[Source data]
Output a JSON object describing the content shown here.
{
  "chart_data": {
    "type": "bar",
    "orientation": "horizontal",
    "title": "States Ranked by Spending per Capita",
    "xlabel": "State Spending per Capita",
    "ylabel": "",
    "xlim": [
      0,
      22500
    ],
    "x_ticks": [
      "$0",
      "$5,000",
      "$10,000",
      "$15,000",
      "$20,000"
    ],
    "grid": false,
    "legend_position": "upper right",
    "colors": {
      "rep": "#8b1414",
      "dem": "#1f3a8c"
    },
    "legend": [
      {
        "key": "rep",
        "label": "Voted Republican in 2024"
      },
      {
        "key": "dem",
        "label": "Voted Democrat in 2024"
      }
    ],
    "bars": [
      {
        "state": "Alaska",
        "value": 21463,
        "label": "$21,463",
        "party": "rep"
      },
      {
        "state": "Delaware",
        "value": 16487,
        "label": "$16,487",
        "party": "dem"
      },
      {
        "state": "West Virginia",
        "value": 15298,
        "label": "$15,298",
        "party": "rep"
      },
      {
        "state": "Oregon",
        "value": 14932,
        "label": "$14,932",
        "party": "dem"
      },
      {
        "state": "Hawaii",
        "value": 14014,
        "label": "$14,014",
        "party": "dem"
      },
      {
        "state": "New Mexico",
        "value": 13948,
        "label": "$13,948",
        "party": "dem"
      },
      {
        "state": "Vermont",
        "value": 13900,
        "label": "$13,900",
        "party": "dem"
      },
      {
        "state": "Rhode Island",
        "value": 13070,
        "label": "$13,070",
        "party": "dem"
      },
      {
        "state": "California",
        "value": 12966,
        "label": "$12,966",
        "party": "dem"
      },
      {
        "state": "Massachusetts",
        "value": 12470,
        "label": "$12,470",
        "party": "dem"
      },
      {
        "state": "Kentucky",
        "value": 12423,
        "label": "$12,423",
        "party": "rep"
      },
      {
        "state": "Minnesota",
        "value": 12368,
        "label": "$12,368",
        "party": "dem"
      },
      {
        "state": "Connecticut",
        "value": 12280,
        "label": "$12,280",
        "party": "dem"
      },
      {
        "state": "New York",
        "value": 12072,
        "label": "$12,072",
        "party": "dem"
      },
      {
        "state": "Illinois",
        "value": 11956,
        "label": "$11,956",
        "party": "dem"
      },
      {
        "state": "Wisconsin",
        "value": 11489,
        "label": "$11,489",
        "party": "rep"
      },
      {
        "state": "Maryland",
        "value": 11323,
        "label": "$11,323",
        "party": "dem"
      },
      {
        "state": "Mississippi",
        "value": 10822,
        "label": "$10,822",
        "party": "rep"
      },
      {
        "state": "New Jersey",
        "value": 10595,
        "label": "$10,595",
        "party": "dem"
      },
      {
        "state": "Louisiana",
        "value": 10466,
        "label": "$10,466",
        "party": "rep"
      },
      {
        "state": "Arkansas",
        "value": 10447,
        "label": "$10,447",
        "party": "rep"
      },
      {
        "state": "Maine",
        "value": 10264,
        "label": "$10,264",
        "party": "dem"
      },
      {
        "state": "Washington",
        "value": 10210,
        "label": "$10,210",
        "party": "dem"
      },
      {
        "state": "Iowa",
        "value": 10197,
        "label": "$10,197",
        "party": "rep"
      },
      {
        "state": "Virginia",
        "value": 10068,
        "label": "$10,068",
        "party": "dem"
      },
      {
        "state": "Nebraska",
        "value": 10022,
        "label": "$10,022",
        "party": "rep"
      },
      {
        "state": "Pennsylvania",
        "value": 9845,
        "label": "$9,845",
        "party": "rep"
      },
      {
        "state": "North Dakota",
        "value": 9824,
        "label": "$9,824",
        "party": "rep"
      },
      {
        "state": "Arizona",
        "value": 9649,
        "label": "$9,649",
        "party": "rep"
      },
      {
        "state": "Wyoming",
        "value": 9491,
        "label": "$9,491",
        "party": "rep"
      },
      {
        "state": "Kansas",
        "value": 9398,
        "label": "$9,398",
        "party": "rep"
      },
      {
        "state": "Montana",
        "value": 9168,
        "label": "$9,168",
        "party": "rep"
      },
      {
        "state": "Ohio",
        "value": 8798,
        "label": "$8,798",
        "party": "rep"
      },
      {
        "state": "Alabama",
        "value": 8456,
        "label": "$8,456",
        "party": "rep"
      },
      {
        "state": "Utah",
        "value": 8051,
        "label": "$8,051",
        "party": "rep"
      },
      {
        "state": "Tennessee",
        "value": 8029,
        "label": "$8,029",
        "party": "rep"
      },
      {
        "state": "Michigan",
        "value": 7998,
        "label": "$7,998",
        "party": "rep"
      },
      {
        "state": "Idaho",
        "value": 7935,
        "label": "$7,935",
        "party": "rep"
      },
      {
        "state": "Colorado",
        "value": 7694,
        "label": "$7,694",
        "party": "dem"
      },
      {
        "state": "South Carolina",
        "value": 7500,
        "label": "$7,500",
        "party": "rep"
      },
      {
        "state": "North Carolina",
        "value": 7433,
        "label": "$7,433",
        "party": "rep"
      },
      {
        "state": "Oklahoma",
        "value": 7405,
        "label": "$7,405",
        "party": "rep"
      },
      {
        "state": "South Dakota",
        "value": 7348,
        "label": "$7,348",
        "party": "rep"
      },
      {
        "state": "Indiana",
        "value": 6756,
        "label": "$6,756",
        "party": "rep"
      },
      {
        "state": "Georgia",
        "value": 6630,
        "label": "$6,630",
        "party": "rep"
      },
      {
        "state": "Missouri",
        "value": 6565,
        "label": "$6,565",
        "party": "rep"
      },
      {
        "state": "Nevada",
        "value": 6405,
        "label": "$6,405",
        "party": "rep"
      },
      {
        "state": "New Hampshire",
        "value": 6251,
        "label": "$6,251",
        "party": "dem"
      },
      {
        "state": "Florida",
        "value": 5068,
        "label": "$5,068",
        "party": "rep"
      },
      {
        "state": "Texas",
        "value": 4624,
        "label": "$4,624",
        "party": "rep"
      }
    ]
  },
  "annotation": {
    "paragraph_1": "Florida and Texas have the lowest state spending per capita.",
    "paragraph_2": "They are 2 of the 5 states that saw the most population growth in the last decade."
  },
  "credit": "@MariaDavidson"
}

• SET TASK:
Retype every entry word for word.

• RESULT FOR THIS TASK:
Output a JSON object describing the content shown here.
{
  "chart_data": {
    "type": "bar",
    "orientation": "horizontal",
    "title": "States Ranked by Spending per Capita",
    "xlabel": "State Spending per Capita",
    "ylabel": "",
    "xlim": [
      0,
      22500
    ],
    "x_ticks": [
      "$0",
      "$5,000",
      "$10,000",
      "$15,000",
      "$20,000"
    ],
    "grid": false,
    "legend_position": "upper right",
    "colors": {
      "rep": "#8b1414",
      "dem": "#1f3a8c"
    },
    "legend": [
      {
        "key": "rep",
        "label": "Voted Republican in 2024"
      },
      {
        "key": "dem",
        "label": "Voted Democrat in 2024"
      }
    ],
    "bars": [
      {
        "state": "Alaska",
        "value": 21463,
        "label": "$21,463",
        "party": "rep"
      },
      {
        "state": "Delaware",
        "value": 16487,
        "label": "$16,487",
        "party": "dem"
      },
      {
        "state": "West Virginia",
        "value": 15298,
        "label": "$15,298",
        "party": "rep"
      },
      {
        "state": "Oregon",
        "value": 14932,
        "label": "$14,932",
        "party": "dem"
      },
      {
        "state": "Hawaii",
        "value": 14014,
        "label": "$14,014",
        "party": "dem"
      },
      {
        "state": "New Mexico",
        "value": 13948,
        "label": "$13,948",
        "party": "dem"
      },
      {
        "state": "Vermont",
        "value": 13900,
        "label": "$13,900",
        "party": "dem"
      },
      {
        "state": "Rhode Island",
        "value": 13070,
        "label": "$13,070",
        "party": "dem"
      },
      {
        "state": "California",
        "value": 12966,
        "label": "$12,966",
        "party": "dem"
      },
      {
        "state": "Massachusetts",
        "value": 12470,
        "label": "$12,470",
        "party": "dem"
      },
      {
        "state": "Kentucky",
        "value": 12423,
        "label": "$12,423",
        "party": "rep"
      },
      {
        "state": "Minnesota",
        "value": 12368,
        "label": "$12,368",
        "party": "dem"
      },
      {
        "state": "Connecticut",
        "value": 12280,
        "label": "$12,280",
        "party": "dem"
      },
      {
        "state": "New York",
        "value": 12072,
        "label": "$12,072",
        "party": "dem"
      },
      {
        "state": "Illinois",
        "value": 11956,
        "label": "$11,956",
        "party": "dem"
      },
      {
        "state": "Wisconsin",
        "value": 11489,
        "label": "$11,489",
        "party": "rep"
      },
      {
        "state": "Maryland",
        "value": 11323,
        "label": "$11,323",
        "party": "dem"
      },
      {
        "state": "Mississippi",
        "value": 10822,
        "label": "$10,822",
        "party": "rep"
      },
      {
        "state": "New Jersey",
        "value": 10595,
        "label": "$10,595",
        "party": "dem"
      },
      {
        "state": "Louisiana",
        "value": 10466,
        "label": "$10,466",
        "party": "rep"
      },
      {
        "state": "Arkansas",
        "value": 10447,
        "label": "$10,447",
        "party": "rep"
      },
      {
        "state": "Maine",
        "value": 10264,
        "label": "$10,264",
        "party": "dem"
      },
      {
        "state": "Washington",
        "value": 10210,
        "label": "$10,210",
        "party": "dem"
      },
      {
        "state": "Iowa",
        "value": 10197,
        "label": "$10,197",
        "party": "rep"
      },
      {
        "state": "Virginia",
        "value": 10068,
        "label": "$10,068",
        "party": "dem"
      },
      {
        "state": "Nebraska",
        "value": 10022,
        "label": "$10,022",
        "party": "rep"
      },
      {
        "state": "Pennsylvania",
        "value": 9845,
        "label": "$9,845",
        "party": "rep"
      },
      {
        "state": "North Dakota",
        "value": 9824,
        "label": "$9,824",
        "party": "rep"
      },
      {
        "state": "Arizona",
        "value": 9649,
        "label": "$9,649",
        "party": "rep"
      },
      {
        "state": "Wyoming",
        "value": 9491,
        "label": "$9,491",
        "party": "rep"
      },
      {
        "state": "Kansas",
        "value": 9398,
        "label": "$9,398",
        "party": "rep"
      },
      {
        "state": "Montana",
        "value": 9168,
        "label": "$9,168",
        "party": "rep"
      },
      {
        "state": "Ohio",
        "value": 8798,
        "label": "$8,798",
        "party": "rep"
      },
      {
        "state": "Alabama",
        "value": 8456,
        "label": "$8,456",
        "party": "rep"
      },
      {
        "state": "Utah",
        "value": 8051,
        "label": "$8,051",
        "party": "rep"
      },
      {
        "state": "Tennessee",
        "value": 8029,
        "label": "$8,029",
        "party": "rep"
      },
      {
        "state": "Michigan",
        "value": 7998,
        "label": "$7,998",
        "party": "rep"
      },
      {
        "state": "Idaho",
        "value": 7935,
        "label": "$7,935",
        "party": "rep"
      },
      {
        "state": "Colorado",
        "value": 7694,
        "label": "$7,694",
        "party": "dem"
      },
      {
        "state": "South Carolina",
        "value": 7500,
        "label": "$7,500",
        "party": "rep"
      },
      {
        "state": "North Carolina",
        "value": 7433,
        "label": "$7,433",
        "party": "rep"
      },
      {
        "state": "Oklahoma",
        "value": 7405,
        "label": "$7,405",
        "party": "rep"
      },
      {
        "state": "South Dakota",
        "value": 7348,
        "label": "$7,348",
        "party": "rep"
      },
      {
        "state": "Indiana",
        "value": 6756,
        "label": "$6,756",
        "party": "rep"
      },
      {
        "state": "Georgia",
        "value": 6630,
        "label": "$6,630",
        "party": "rep"
      },
      {
        "state": "Missouri",
        "value": 6565,
        "label": "$6,565",
        "party": "rep"
      },
      {
        "state": "Nevada",
        "value": 6405,
        "label": "$6,405",
        "party": "rep"
      },
      {
        "state": "New Hampshire",
        "value": 6251,
        "label": "$6,251",
        "party": "dem"
      },
      {
        "state": "Florida",
        "value": 5068,
        "label": "$5,068",
        "party": "rep"
      },
      {
        "state": "Texas",
        "value": 4624,
        "label": "$4,624",
        "party": "rep"
      }
    ]
  },
  "annotation": {
    "paragraph_1": "Florida and Texas have the lowest state spending per capita.",
    "paragraph_2": "They are 2 of the 5 states that saw the most population growth in the last decade."
  },
  "credit": "@MariaDavidson"
}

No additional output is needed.